(Region annotation records)
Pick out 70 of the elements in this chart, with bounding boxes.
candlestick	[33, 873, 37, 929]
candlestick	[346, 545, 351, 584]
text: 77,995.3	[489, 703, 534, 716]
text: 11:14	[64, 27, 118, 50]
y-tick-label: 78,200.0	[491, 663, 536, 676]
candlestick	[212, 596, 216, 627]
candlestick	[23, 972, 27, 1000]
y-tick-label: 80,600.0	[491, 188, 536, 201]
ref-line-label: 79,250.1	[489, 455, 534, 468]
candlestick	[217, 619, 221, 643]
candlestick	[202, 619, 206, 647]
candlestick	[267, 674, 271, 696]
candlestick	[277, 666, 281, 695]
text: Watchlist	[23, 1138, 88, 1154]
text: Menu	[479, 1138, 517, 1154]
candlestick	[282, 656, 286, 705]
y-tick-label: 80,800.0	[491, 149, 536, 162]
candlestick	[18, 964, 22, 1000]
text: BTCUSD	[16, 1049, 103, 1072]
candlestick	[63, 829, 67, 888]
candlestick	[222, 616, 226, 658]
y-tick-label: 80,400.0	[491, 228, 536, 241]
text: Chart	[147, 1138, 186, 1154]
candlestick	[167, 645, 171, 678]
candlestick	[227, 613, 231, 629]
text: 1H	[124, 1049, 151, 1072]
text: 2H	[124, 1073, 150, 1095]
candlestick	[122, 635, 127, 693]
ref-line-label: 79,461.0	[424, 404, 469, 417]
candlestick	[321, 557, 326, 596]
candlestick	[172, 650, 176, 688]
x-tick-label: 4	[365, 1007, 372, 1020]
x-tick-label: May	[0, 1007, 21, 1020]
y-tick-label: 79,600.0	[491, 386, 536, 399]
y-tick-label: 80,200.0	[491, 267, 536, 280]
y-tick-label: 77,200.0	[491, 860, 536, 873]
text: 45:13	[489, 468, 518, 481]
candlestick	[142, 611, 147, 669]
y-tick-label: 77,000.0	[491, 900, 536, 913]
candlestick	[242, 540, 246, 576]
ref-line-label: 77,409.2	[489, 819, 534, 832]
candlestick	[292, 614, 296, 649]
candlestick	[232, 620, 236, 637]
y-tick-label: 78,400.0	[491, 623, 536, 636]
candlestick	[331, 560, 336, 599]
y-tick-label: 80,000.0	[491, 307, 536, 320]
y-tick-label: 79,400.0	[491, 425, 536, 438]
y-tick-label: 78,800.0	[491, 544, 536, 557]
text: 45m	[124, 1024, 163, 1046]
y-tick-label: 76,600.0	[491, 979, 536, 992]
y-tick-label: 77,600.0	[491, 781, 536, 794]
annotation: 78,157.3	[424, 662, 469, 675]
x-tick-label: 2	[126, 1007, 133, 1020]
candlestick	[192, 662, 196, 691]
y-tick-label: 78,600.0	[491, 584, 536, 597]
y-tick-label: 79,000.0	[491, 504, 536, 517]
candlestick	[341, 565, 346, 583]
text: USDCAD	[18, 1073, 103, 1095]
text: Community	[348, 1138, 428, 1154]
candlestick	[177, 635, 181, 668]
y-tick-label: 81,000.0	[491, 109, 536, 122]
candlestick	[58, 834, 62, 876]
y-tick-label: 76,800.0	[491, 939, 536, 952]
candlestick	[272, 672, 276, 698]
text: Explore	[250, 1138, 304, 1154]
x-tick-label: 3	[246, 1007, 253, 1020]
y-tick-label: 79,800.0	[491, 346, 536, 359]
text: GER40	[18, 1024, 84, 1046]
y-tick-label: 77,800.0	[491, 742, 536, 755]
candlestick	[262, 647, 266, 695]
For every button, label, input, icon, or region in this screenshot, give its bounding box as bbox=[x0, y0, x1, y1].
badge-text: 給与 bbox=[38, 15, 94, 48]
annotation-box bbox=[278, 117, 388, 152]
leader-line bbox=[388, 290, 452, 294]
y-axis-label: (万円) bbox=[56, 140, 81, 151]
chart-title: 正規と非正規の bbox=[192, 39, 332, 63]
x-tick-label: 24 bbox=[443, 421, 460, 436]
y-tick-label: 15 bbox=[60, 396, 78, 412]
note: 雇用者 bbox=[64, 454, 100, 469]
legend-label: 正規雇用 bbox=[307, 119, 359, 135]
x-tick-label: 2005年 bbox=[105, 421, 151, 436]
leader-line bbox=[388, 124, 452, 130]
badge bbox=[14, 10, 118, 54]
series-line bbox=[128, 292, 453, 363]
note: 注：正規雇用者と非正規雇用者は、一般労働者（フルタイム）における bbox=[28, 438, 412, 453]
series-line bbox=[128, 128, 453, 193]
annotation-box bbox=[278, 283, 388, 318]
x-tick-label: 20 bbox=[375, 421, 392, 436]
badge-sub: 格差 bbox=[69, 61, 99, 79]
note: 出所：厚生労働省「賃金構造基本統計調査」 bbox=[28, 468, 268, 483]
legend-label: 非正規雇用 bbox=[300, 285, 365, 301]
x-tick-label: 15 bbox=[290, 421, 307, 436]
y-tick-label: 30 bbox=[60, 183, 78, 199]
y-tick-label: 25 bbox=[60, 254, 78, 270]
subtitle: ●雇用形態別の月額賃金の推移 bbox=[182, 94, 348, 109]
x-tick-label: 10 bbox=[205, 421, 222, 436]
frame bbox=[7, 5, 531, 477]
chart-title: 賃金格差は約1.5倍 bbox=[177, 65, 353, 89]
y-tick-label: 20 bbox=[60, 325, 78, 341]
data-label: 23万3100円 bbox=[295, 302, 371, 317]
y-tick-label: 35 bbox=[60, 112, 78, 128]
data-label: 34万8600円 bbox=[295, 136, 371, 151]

- _Set task_
Present the lines of all the items above as a single numbered list, omitting any blank lines.

- _Solution to the exercise_
1. Pick out 70 of the elements in this chart, with bounding boxes.
2. candlestick	[33, 873, 37, 929]
3. candlestick	[346, 545, 351, 584]
4. text: 77,995.3	[489, 703, 534, 716]
5. text: 11:14	[64, 27, 118, 50]
6. y-tick-label: 78,200.0	[491, 663, 536, 676]
7. candlestick	[212, 596, 216, 627]
8. candlestick	[23, 972, 27, 1000]
9. y-tick-label: 80,600.0	[491, 188, 536, 201]
10. ref-line-label: 79,250.1	[489, 455, 534, 468]
11. candlestick	[217, 619, 221, 643]
12. candlestick	[202, 619, 206, 647]
13. candlestick	[267, 674, 271, 696]
14. candlestick	[277, 666, 281, 695]
15. text: Watchlist	[23, 1138, 88, 1154]
16. text: Menu	[479, 1138, 517, 1154]
17. candlestick	[282, 656, 286, 705]
18. y-tick-label: 80,800.0	[491, 149, 536, 162]
19. candlestick	[18, 964, 22, 1000]
20. text: BTCUSD	[16, 1049, 103, 1072]
21. candlestick	[63, 829, 67, 888]
22. candlestick	[222, 616, 226, 658]
23. y-tick-label: 80,400.0	[491, 228, 536, 241]
24. text: Chart	[147, 1138, 186, 1154]
25. candlestick	[167, 645, 171, 678]
26. candlestick	[227, 613, 231, 629]
27. text: 1H	[124, 1049, 151, 1072]
28. text: 2H	[124, 1073, 150, 1095]
29. candlestick	[122, 635, 127, 693]
30. ref-line-label: 79,461.0	[424, 404, 469, 417]
31. candlestick	[321, 557, 326, 596]
32. candlestick	[172, 650, 176, 688]
33. x-tick-label: 4	[365, 1007, 372, 1020]
34. x-tick-label: May	[0, 1007, 21, 1020]
35. y-tick-label: 79,600.0	[491, 386, 536, 399]
36. y-tick-label: 80,200.0	[491, 267, 536, 280]
37. y-tick-label: 77,200.0	[491, 860, 536, 873]
38. text: 45:13	[489, 468, 518, 481]
39. candlestick	[142, 611, 147, 669]
40. y-tick-label: 77,000.0	[491, 900, 536, 913]
41. candlestick	[242, 540, 246, 576]
42. ref-line-label: 77,409.2	[489, 819, 534, 832]
43. candlestick	[292, 614, 296, 649]
44. candlestick	[232, 620, 236, 637]
45. y-tick-label: 78,400.0	[491, 623, 536, 636]
46. candlestick	[331, 560, 336, 599]
47. y-tick-label: 80,000.0	[491, 307, 536, 320]
48. y-tick-label: 79,400.0	[491, 425, 536, 438]
49. y-tick-label: 78,800.0	[491, 544, 536, 557]
50. text: 45m	[124, 1024, 163, 1046]
51. y-tick-label: 76,600.0	[491, 979, 536, 992]
52. y-tick-label: 77,600.0	[491, 781, 536, 794]
53. annotation: 78,157.3	[424, 662, 469, 675]
54. x-tick-label: 2	[126, 1007, 133, 1020]
55. candlestick	[192, 662, 196, 691]
56. y-tick-label: 78,600.0	[491, 584, 536, 597]
57. y-tick-label: 79,000.0	[491, 504, 536, 517]
58. candlestick	[341, 565, 346, 583]
59. text: USDCAD	[18, 1073, 103, 1095]
60. text: Community	[348, 1138, 428, 1154]
61. candlestick	[177, 635, 181, 668]
62. y-tick-label: 81,000.0	[491, 109, 536, 122]
63. candlestick	[58, 834, 62, 876]
64. y-tick-label: 76,800.0	[491, 939, 536, 952]
65. candlestick	[272, 672, 276, 698]
66. text: Explore	[250, 1138, 304, 1154]
67. x-tick-label: 3	[246, 1007, 253, 1020]
68. y-tick-label: 79,800.0	[491, 346, 536, 359]
69. text: GER40	[18, 1024, 84, 1046]
70. y-tick-label: 77,800.0	[491, 742, 536, 755]
71. candlestick	[262, 647, 266, 695]
72. For every button, label, input, icon, or region in this screenshot, give its bounding box as bbox=[x0, y0, x1, y1].
73. badge-text: 給与 bbox=[38, 15, 94, 48]
74. annotation-box bbox=[278, 117, 388, 152]
75. leader-line bbox=[388, 290, 452, 294]
76. y-axis-label: (万円) bbox=[56, 140, 81, 151]
77. chart-title: 正規と非正規の bbox=[192, 39, 332, 63]
78. x-tick-label: 24 bbox=[443, 421, 460, 436]
79. y-tick-label: 15 bbox=[60, 396, 78, 412]
80. note: 雇用者 bbox=[64, 454, 100, 469]
81. legend-label: 正規雇用 bbox=[307, 119, 359, 135]
82. x-tick-label: 2005年 bbox=[105, 421, 151, 436]
83. leader-line bbox=[388, 124, 452, 130]
84. badge bbox=[14, 10, 118, 54]
85. series-line bbox=[128, 292, 453, 363]
86. note: 注：正規雇用者と非正規雇用者は、一般労働者（フルタイム）における bbox=[28, 438, 412, 453]
87. series-line bbox=[128, 128, 453, 193]
88. annotation-box bbox=[278, 283, 388, 318]
89. x-tick-label: 20 bbox=[375, 421, 392, 436]
90. badge-sub: 格差 bbox=[69, 61, 99, 79]
91. note: 出所：厚生労働省「賃金構造基本統計調査」 bbox=[28, 468, 268, 483]
92. legend-label: 非正規雇用 bbox=[300, 285, 365, 301]
93. x-tick-label: 15 bbox=[290, 421, 307, 436]
94. y-tick-label: 30 bbox=[60, 183, 78, 199]
95. y-tick-label: 25 bbox=[60, 254, 78, 270]
96. subtitle: ●雇用形態別の月額賃金の推移 bbox=[182, 94, 348, 109]
97. x-tick-label: 10 bbox=[205, 421, 222, 436]
98. frame bbox=[7, 5, 531, 477]
99. chart-title: 賃金格差は約1.5倍 bbox=[177, 65, 353, 89]
100. y-tick-label: 20 bbox=[60, 325, 78, 341]
101. data-label: 23万3100円 bbox=[295, 302, 371, 317]
102. y-tick-label: 35 bbox=[60, 112, 78, 128]
103. data-label: 34万8600円 bbox=[295, 136, 371, 151]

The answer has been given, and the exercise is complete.